● AIM
Search the material for the string "purity" and copy each line where it occurs.

● PROVIDED DATA
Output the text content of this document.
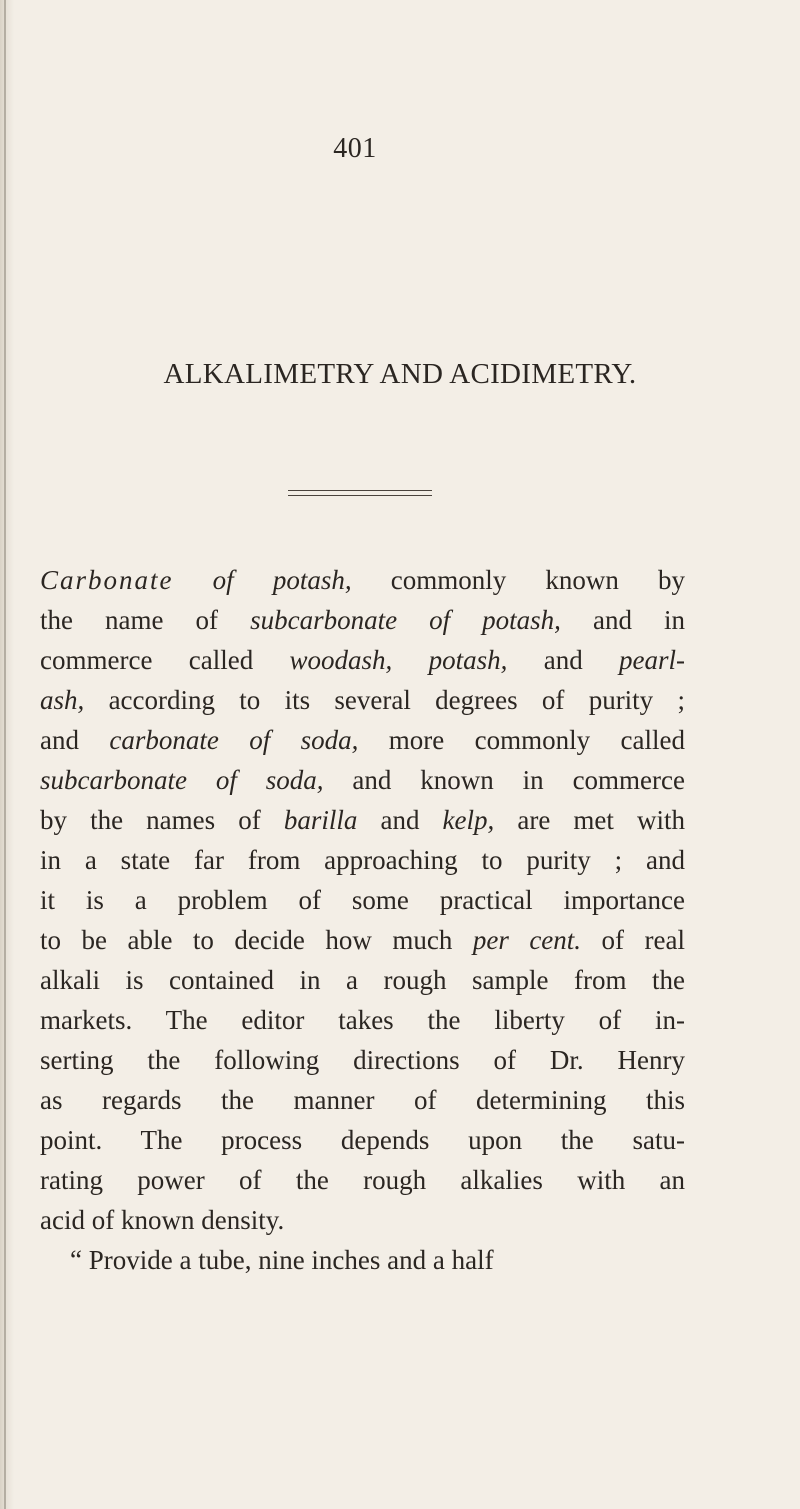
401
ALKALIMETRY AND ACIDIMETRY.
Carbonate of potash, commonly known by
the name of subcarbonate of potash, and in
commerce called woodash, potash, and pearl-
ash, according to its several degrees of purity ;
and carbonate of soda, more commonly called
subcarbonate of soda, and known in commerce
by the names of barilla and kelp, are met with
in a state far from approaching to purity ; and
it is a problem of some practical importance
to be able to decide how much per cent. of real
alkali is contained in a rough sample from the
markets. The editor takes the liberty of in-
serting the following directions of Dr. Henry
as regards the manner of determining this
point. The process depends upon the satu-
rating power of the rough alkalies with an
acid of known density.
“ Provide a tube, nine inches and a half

==

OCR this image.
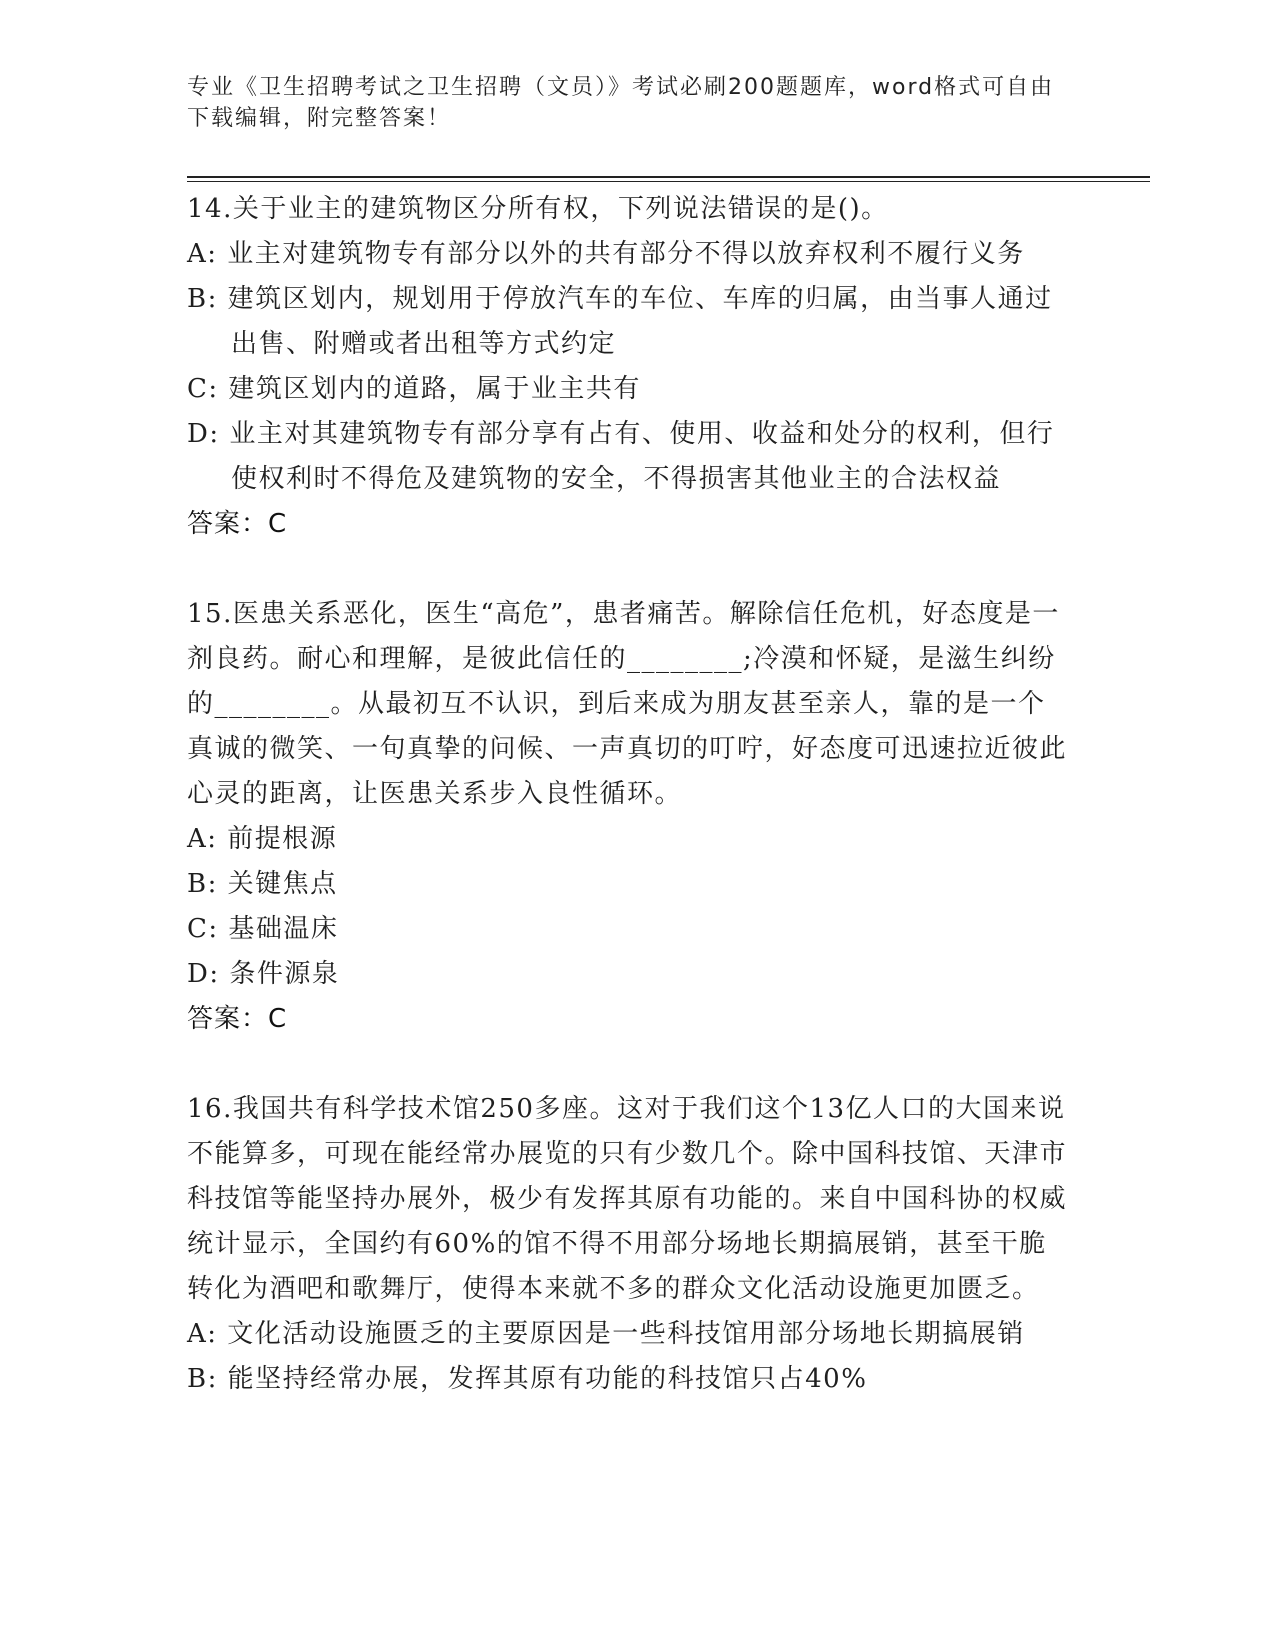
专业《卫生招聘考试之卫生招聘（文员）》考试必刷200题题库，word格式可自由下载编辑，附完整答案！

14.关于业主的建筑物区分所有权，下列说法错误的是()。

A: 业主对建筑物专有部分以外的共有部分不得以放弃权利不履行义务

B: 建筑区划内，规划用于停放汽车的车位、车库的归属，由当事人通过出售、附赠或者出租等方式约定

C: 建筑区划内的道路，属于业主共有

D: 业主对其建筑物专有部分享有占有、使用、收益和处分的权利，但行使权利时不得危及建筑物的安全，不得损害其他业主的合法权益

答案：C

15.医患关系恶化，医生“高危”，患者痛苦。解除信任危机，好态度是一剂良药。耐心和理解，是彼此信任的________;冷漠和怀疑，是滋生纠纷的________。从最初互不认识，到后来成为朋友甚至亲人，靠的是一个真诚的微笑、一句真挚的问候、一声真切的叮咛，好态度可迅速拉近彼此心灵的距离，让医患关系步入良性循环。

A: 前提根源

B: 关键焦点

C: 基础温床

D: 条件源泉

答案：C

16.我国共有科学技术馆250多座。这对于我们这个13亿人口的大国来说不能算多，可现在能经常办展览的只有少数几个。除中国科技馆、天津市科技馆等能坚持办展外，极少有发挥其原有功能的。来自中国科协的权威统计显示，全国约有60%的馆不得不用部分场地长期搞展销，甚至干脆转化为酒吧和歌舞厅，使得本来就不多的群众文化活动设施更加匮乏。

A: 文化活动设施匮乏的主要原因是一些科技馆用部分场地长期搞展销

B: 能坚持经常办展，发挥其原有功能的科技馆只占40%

● EXERCISE RESULT
ash, according to its several degrees of purity ;
in a state far from approaching to purity ; and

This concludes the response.